**Problem to solve:**
Quote each line of the material verbatim, without the pictures.

**Records to use:**
★ ★ ★ ★ ★

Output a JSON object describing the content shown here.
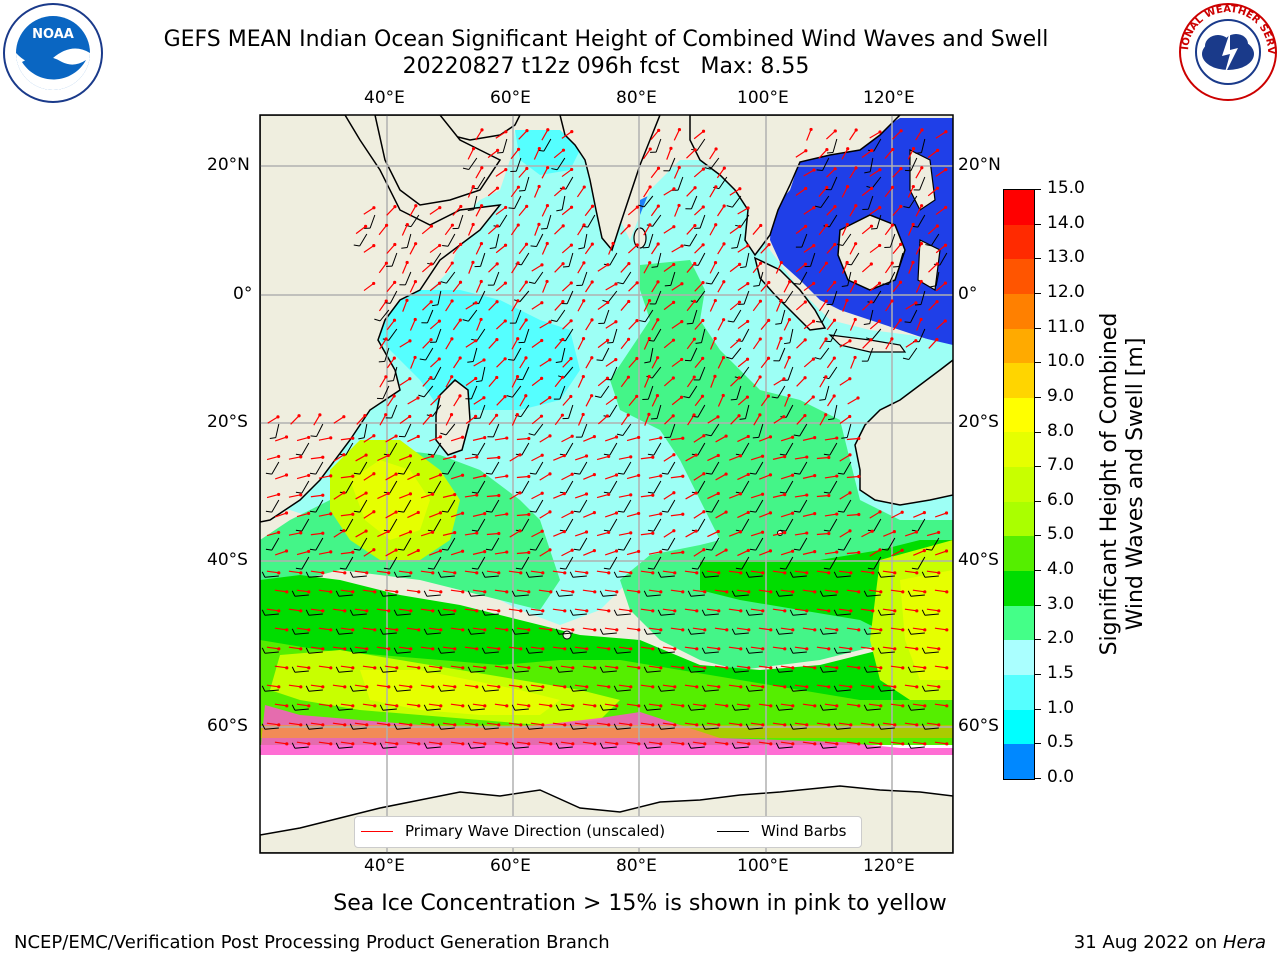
{
  "header": {
    "title_line1": "GEFS MEAN Indian Ocean Significant Height of Combined Wind Waves and Swell",
    "title_line2": "20220827 t12z 096h fcst   Max: 8.55",
    "logo_left": "NOAA",
    "logo_right": "NATIONAL WEATHER SERVICE"
  },
  "map": {
    "lon_labels": [
      "40°E",
      "60°E",
      "80°E",
      "100°E",
      "120°E"
    ],
    "lat_labels": [
      "20°N",
      "0°",
      "20°S",
      "40°S",
      "60°S"
    ],
    "legend": {
      "wave_label": "Primary Wave Direction (unscaled)",
      "wind_label": "Wind Barbs",
      "wave_color": "#ff0000",
      "wind_color": "#000000"
    }
  },
  "colorbar": {
    "title_line1": "Significant Height of Combined",
    "title_line2": "Wind Waves and Swell [m]",
    "ticks": [
      "15.0",
      "14.0",
      "13.0",
      "12.0",
      "11.0",
      "10.0",
      "9.0",
      "8.0",
      "7.0",
      "6.0",
      "5.0",
      "4.0",
      "3.0",
      "2.0",
      "1.5",
      "1.0",
      "0.5",
      "0.0"
    ],
    "colors": [
      "#ff0000",
      "#ff2a00",
      "#ff5500",
      "#ff8000",
      "#ffaa00",
      "#ffd500",
      "#ffff00",
      "#e6ff00",
      "#c8ff00",
      "#aaff00",
      "#55ee00",
      "#00dd00",
      "#44ff88",
      "#aaffff",
      "#55ffff",
      "#00ffff",
      "#0088ff",
      "#0000ff"
    ]
  },
  "footer": {
    "sea_ice_note": "Sea Ice Concentration > 15% is shown in pink to yellow",
    "branch": "NCEP/EMC/Verification Post Processing Product Generation Branch",
    "date_text": "31 Aug 2022 on ",
    "host": "Hera"
  }
}
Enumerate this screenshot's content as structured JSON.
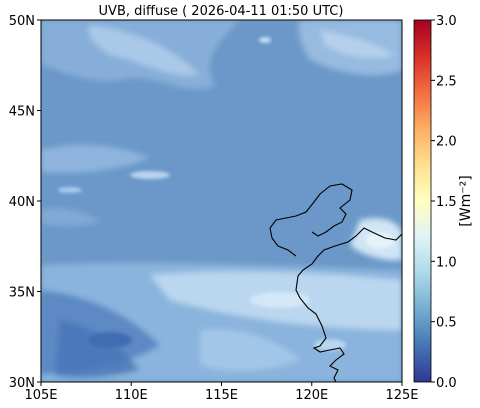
{
  "title": "UVB, diffuse ( 2026-04-11 01:50 UTC)",
  "map": {
    "lon_range": [
      105,
      125
    ],
    "lat_range": [
      30,
      50
    ],
    "x_ticks": [
      {
        "value": 105,
        "label": "105E"
      },
      {
        "value": 110,
        "label": "110E"
      },
      {
        "value": 115,
        "label": "115E"
      },
      {
        "value": 120,
        "label": "120E"
      },
      {
        "value": 125,
        "label": "125E"
      }
    ],
    "y_ticks": [
      {
        "value": 30,
        "label": "30N"
      },
      {
        "value": 35,
        "label": "35N"
      },
      {
        "value": 40,
        "label": "40N"
      },
      {
        "value": 45,
        "label": "45N"
      },
      {
        "value": 50,
        "label": "50N"
      }
    ],
    "background_value": 0.72,
    "coastline_color": "#000000"
  },
  "colorbar": {
    "label": "[Wm⁻²]",
    "range": [
      0.0,
      3.0
    ],
    "colormap": "RdYlBu_r",
    "ticks": [
      {
        "value": 0.0,
        "label": "0.0"
      },
      {
        "value": 0.5,
        "label": "0.5"
      },
      {
        "value": 1.0,
        "label": "1.0"
      },
      {
        "value": 1.5,
        "label": "1.5"
      },
      {
        "value": 2.0,
        "label": "2.0"
      },
      {
        "value": 2.5,
        "label": "2.5"
      },
      {
        "value": 3.0,
        "label": "3.0"
      }
    ]
  }
}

★ ★ ★ ★ ★

**Output:**
Output a JSON object describing the content shown here.
{
  "header": {
    "title_line1": "GEFS MEAN Indian Ocean Significant Height of Combined Wind Waves and Swell",
    "title_line2": "20220827 t12z 096h fcst   Max: 8.55",
    "logo_left": "NOAA",
    "logo_right": "NATIONAL WEATHER SERVICE"
  },
  "map": {
    "lon_labels": [
      "40°E",
      "60°E",
      "80°E",
      "100°E",
      "120°E"
    ],
    "lat_labels": [
      "20°N",
      "0°",
      "20°S",
      "40°S",
      "60°S"
    ],
    "legend": {
      "wave_label": "Primary Wave Direction (unscaled)",
      "wind_label": "Wind Barbs",
      "wave_color": "#ff0000",
      "wind_color": "#000000"
    }
  },
  "colorbar": {
    "title_line1": "Significant Height of Combined",
    "title_line2": "Wind Waves and Swell [m]",
    "ticks": [
      "15.0",
      "14.0",
      "13.0",
      "12.0",
      "11.0",
      "10.0",
      "9.0",
      "8.0",
      "7.0",
      "6.0",
      "5.0",
      "4.0",
      "3.0",
      "2.0",
      "1.5",
      "1.0",
      "0.5",
      "0.0"
    ],
    "colors": [
      "#ff0000",
      "#ff2a00",
      "#ff5500",
      "#ff8000",
      "#ffaa00",
      "#ffd500",
      "#ffff00",
      "#e6ff00",
      "#c8ff00",
      "#aaff00",
      "#55ee00",
      "#00dd00",
      "#44ff88",
      "#aaffff",
      "#55ffff",
      "#00ffff",
      "#0088ff",
      "#0000ff"
    ]
  },
  "footer": {
    "sea_ice_note": "Sea Ice Concentration > 15% is shown in pink to yellow",
    "branch": "NCEP/EMC/Verification Post Processing Product Generation Branch",
    "date_text": "31 Aug 2022 on ",
    "host": "Hera"
  }
}
Enumerate this screenshot's content as structured JSON.
{
  "title": "UVB, diffuse ( 2026-04-11 01:50 UTC)",
  "map": {
    "lon_range": [
      105,
      125
    ],
    "lat_range": [
      30,
      50
    ],
    "x_ticks": [
      {
        "value": 105,
        "label": "105E"
      },
      {
        "value": 110,
        "label": "110E"
      },
      {
        "value": 115,
        "label": "115E"
      },
      {
        "value": 120,
        "label": "120E"
      },
      {
        "value": 125,
        "label": "125E"
      }
    ],
    "y_ticks": [
      {
        "value": 30,
        "label": "30N"
      },
      {
        "value": 35,
        "label": "35N"
      },
      {
        "value": 40,
        "label": "40N"
      },
      {
        "value": 45,
        "label": "45N"
      },
      {
        "value": 50,
        "label": "50N"
      }
    ],
    "background_value": 0.72,
    "coastline_color": "#000000"
  },
  "colorbar": {
    "label": "[Wm⁻²]",
    "range": [
      0.0,
      3.0
    ],
    "colormap": "RdYlBu_r",
    "ticks": [
      {
        "value": 0.0,
        "label": "0.0"
      },
      {
        "value": 0.5,
        "label": "0.5"
      },
      {
        "value": 1.0,
        "label": "1.0"
      },
      {
        "value": 1.5,
        "label": "1.5"
      },
      {
        "value": 2.0,
        "label": "2.0"
      },
      {
        "value": 2.5,
        "label": "2.5"
      },
      {
        "value": 3.0,
        "label": "3.0"
      }
    ]
  }
}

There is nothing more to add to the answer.